Locate the lines where "Output" occurs and copy them as they stand.

## Records provided
**********
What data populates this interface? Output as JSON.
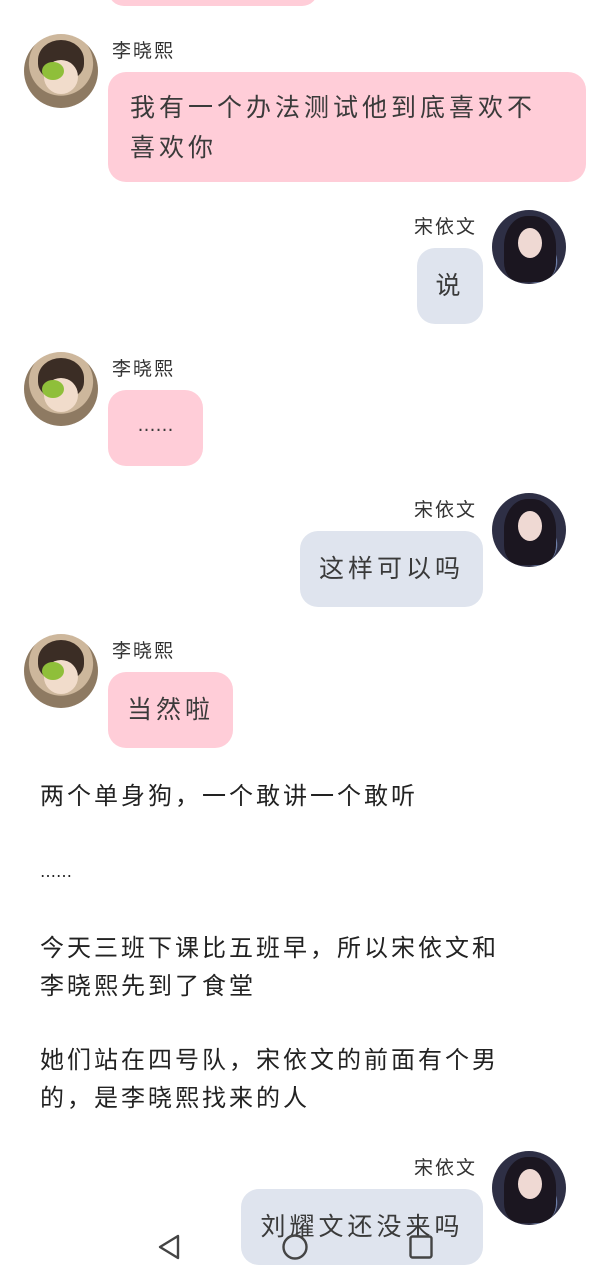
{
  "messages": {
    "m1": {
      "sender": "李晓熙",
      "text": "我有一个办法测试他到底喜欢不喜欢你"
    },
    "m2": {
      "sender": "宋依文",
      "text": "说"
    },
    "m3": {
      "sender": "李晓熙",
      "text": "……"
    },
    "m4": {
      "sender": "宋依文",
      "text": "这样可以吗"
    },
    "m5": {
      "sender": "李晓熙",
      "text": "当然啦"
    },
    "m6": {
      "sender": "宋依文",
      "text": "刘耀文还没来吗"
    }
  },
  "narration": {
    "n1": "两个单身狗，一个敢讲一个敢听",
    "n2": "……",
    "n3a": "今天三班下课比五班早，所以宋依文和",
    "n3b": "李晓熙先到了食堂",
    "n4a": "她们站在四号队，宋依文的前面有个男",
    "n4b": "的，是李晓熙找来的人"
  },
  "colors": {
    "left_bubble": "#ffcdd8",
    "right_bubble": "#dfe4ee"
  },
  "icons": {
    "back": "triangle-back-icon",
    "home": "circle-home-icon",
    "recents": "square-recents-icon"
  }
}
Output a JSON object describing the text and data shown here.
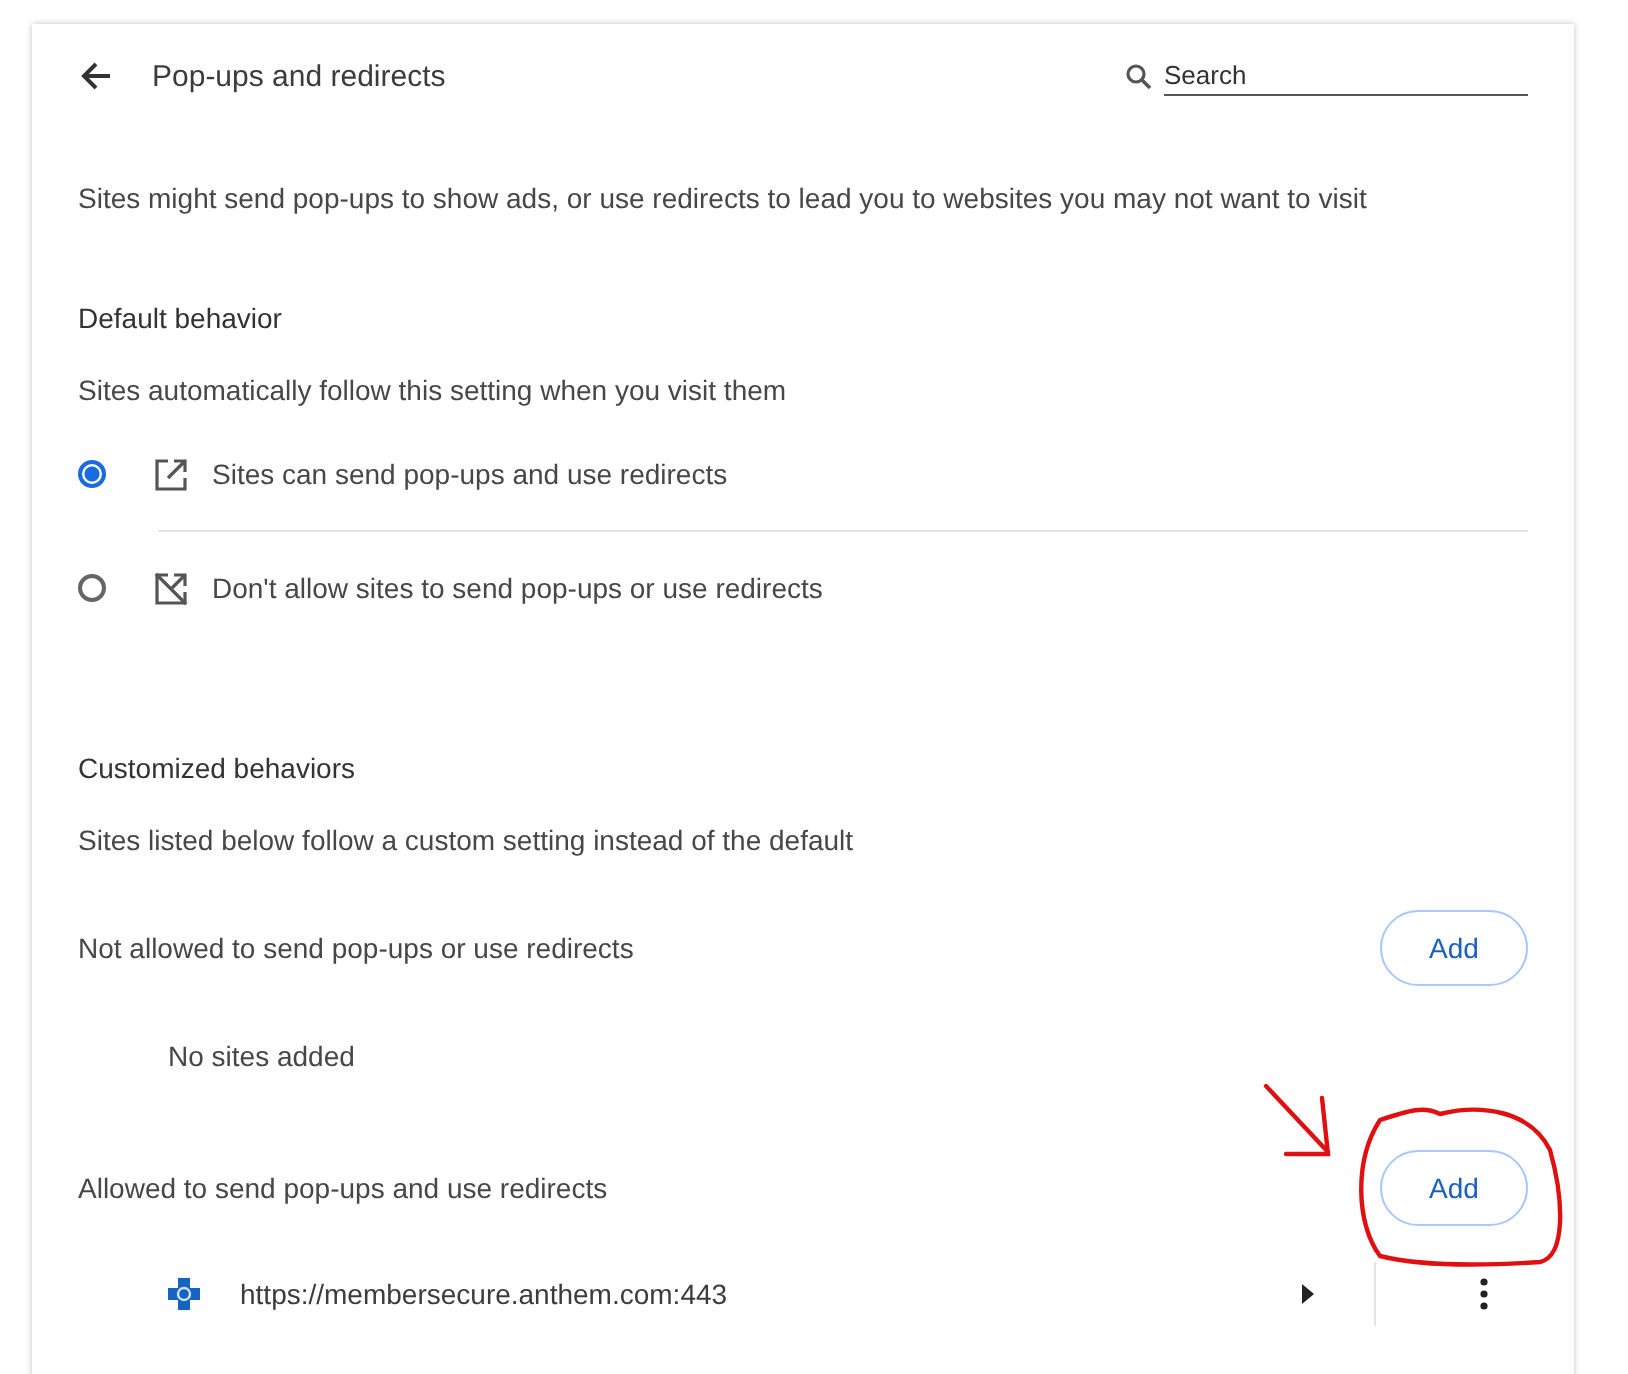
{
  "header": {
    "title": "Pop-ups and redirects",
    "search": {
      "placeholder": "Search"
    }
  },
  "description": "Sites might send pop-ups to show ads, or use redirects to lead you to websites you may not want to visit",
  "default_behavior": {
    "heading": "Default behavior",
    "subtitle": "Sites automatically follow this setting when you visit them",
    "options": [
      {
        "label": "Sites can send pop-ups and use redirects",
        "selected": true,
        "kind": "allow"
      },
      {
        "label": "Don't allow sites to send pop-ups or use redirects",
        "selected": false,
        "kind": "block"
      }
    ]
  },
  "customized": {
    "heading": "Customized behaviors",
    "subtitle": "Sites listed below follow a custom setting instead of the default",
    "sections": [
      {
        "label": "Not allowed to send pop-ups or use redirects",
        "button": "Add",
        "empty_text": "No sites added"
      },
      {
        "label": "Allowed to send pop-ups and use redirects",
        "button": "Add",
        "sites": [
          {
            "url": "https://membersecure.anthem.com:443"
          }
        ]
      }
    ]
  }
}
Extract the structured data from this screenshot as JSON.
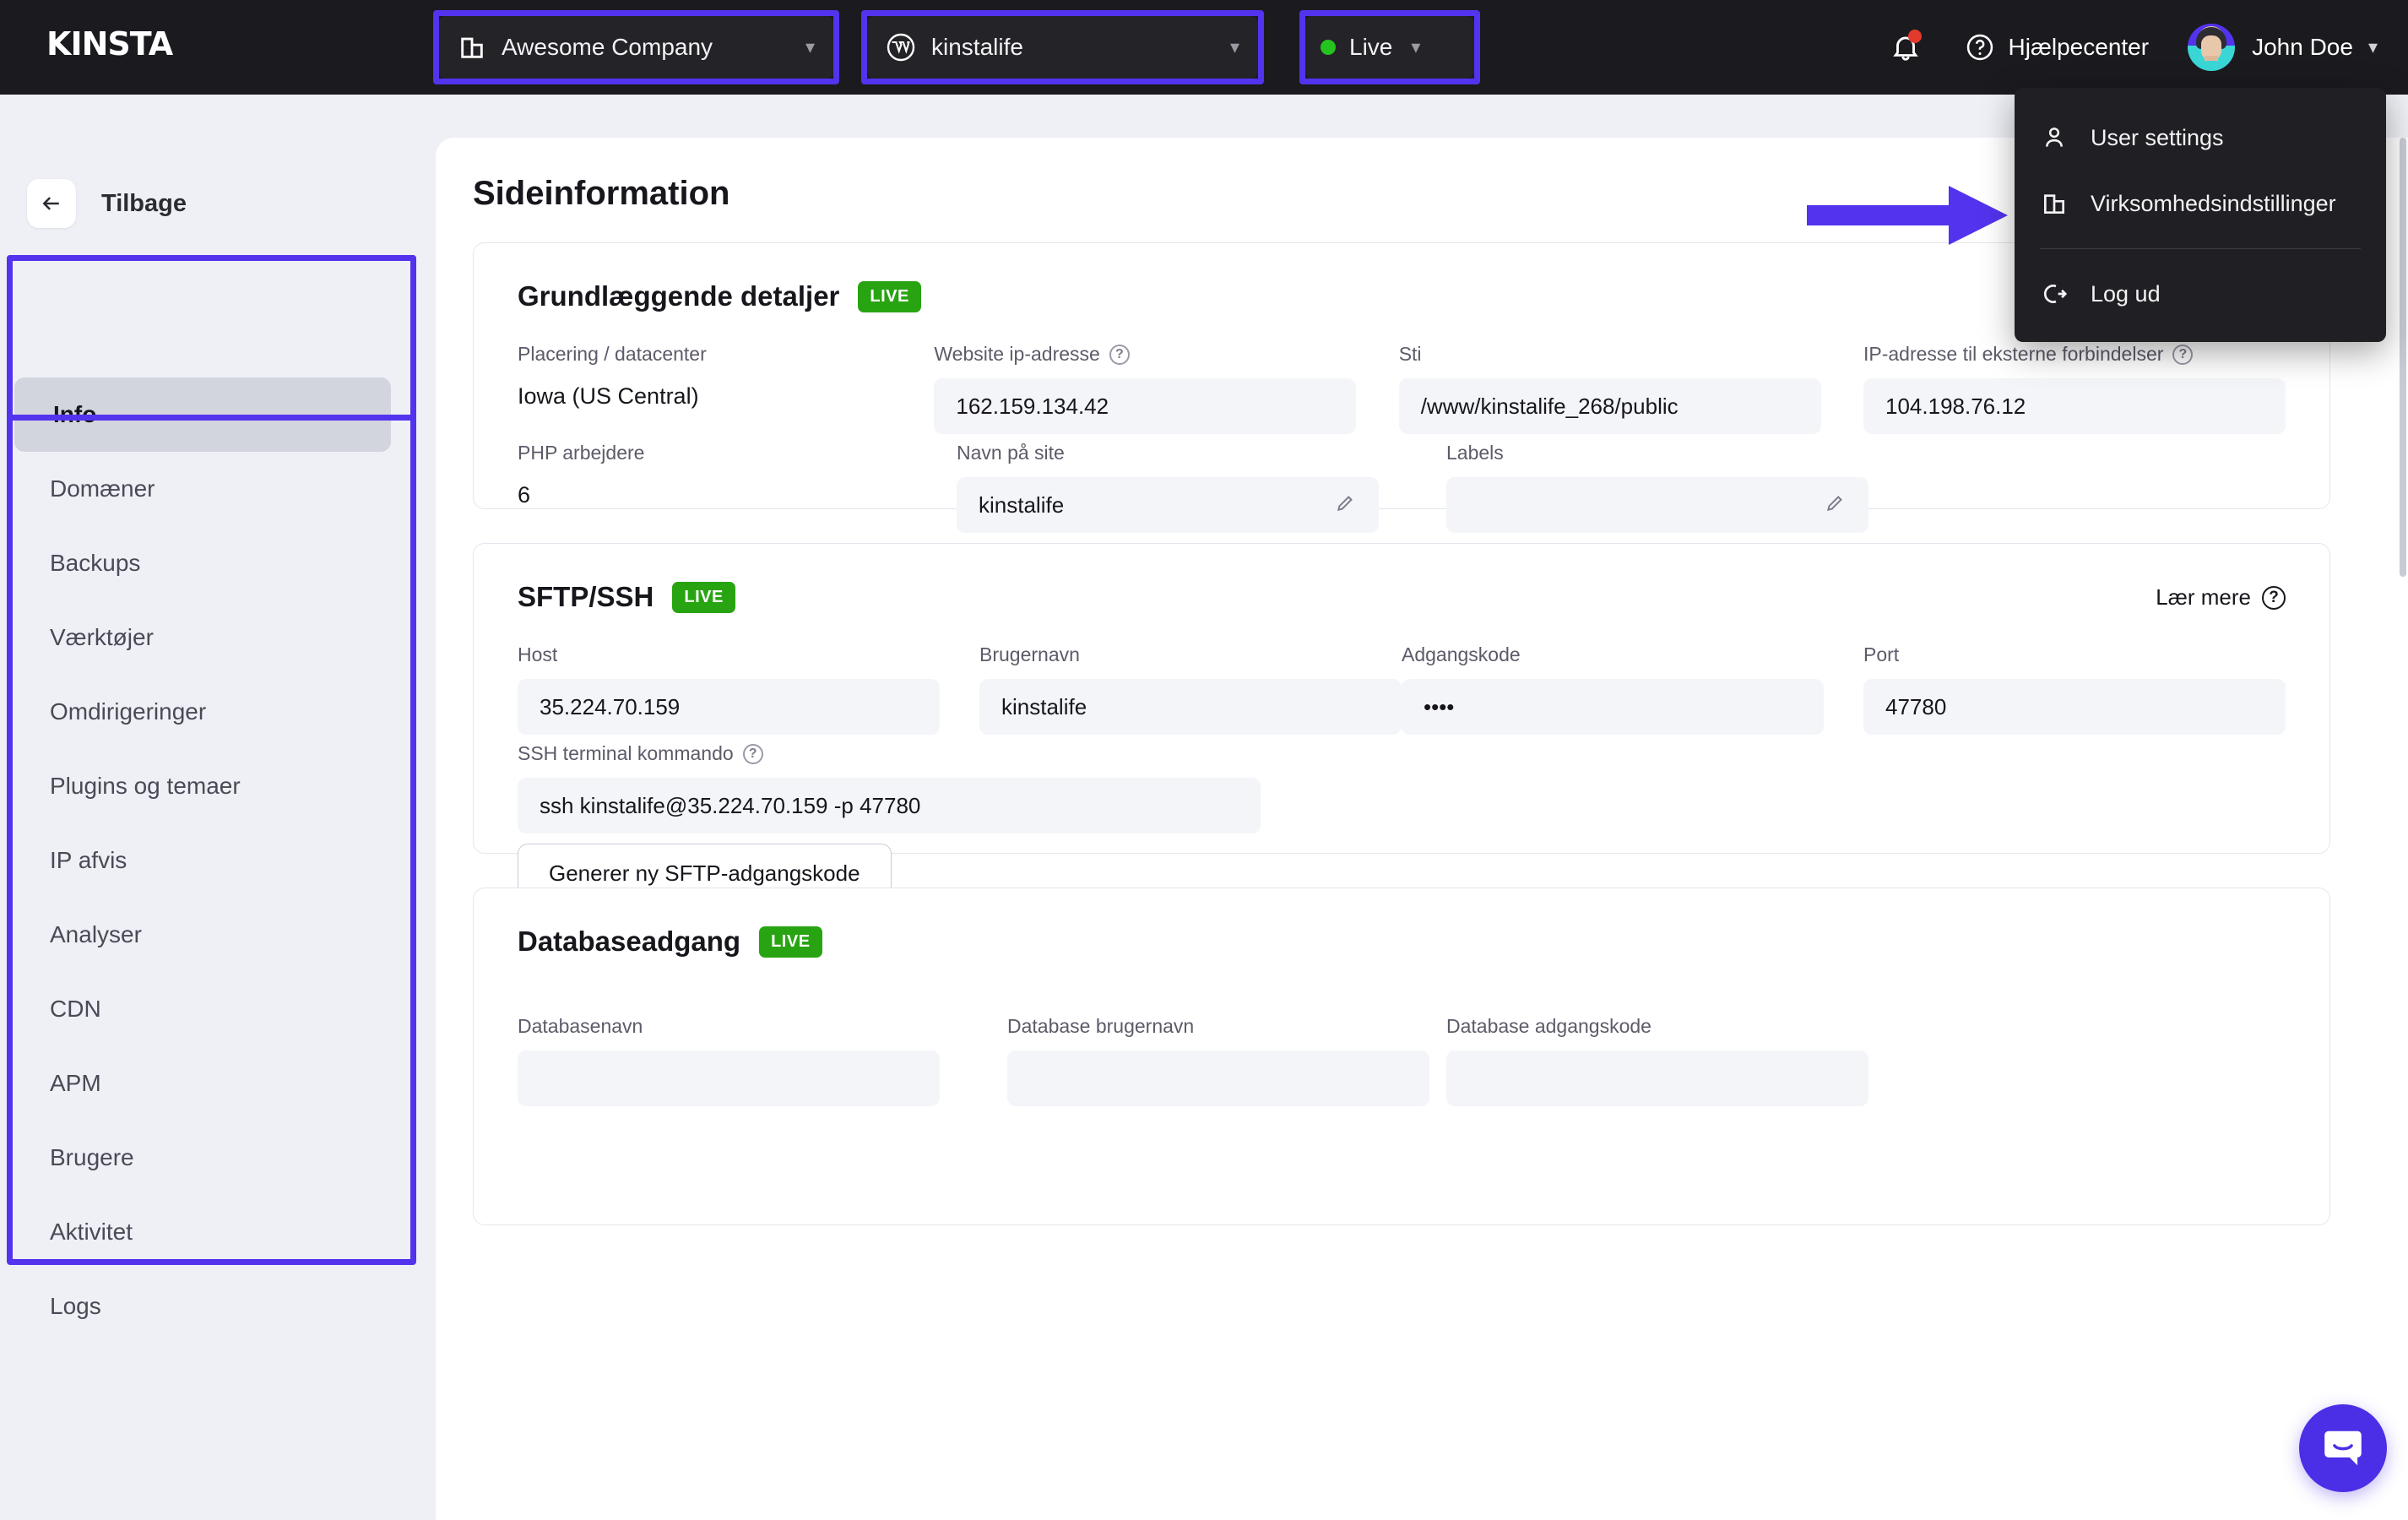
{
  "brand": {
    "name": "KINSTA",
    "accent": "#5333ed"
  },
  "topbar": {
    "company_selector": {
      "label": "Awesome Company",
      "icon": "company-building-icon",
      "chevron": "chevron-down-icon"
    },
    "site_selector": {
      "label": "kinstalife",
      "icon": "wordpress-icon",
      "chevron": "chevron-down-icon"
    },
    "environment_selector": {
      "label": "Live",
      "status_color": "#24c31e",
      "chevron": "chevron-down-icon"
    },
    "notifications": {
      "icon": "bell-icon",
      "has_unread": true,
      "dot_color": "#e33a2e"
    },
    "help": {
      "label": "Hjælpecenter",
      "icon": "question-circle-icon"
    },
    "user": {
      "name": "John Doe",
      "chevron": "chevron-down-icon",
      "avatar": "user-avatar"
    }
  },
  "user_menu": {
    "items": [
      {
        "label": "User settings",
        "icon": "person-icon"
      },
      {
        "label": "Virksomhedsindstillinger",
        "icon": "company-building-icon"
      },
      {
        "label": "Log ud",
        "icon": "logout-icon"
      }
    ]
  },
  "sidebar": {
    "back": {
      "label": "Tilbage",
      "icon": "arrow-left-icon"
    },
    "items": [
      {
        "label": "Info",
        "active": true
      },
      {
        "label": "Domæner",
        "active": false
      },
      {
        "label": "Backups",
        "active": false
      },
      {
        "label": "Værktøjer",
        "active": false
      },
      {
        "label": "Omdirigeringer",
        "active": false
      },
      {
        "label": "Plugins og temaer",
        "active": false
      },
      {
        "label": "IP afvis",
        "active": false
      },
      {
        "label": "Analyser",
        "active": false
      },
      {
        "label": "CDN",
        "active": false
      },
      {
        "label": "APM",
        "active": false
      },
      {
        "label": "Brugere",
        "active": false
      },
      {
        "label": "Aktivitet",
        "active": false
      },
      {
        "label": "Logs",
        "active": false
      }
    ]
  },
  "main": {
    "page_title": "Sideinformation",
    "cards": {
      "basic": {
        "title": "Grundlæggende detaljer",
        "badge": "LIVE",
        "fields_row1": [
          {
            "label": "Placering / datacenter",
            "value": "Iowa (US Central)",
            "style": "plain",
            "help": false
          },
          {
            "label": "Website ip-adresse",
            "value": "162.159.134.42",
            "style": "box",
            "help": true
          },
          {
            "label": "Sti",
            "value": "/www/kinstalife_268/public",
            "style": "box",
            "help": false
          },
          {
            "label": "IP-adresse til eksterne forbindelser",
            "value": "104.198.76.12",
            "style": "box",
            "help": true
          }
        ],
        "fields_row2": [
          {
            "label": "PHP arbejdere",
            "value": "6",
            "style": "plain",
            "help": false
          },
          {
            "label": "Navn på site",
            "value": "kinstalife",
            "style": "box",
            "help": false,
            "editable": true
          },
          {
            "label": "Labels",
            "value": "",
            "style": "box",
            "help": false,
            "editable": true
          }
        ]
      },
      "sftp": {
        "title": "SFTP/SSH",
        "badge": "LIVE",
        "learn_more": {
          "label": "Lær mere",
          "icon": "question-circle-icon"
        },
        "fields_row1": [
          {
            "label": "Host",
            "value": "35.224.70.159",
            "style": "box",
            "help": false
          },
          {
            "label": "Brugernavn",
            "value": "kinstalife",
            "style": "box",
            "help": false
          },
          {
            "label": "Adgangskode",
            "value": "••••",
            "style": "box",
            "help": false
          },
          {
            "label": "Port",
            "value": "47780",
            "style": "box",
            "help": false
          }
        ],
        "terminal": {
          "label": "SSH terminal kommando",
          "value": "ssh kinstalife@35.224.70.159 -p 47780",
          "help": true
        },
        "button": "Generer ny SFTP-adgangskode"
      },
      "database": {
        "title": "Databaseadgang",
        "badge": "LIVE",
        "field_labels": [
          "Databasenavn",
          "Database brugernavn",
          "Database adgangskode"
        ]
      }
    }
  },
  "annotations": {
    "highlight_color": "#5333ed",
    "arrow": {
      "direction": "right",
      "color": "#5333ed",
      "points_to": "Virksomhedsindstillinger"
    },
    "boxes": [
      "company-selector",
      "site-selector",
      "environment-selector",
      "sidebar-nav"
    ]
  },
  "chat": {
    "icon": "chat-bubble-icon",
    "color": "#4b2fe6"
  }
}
**********
## Answer to this exercise
What data populates this interface? Output as JSON.
Output a JSON object describing the text and data shown here.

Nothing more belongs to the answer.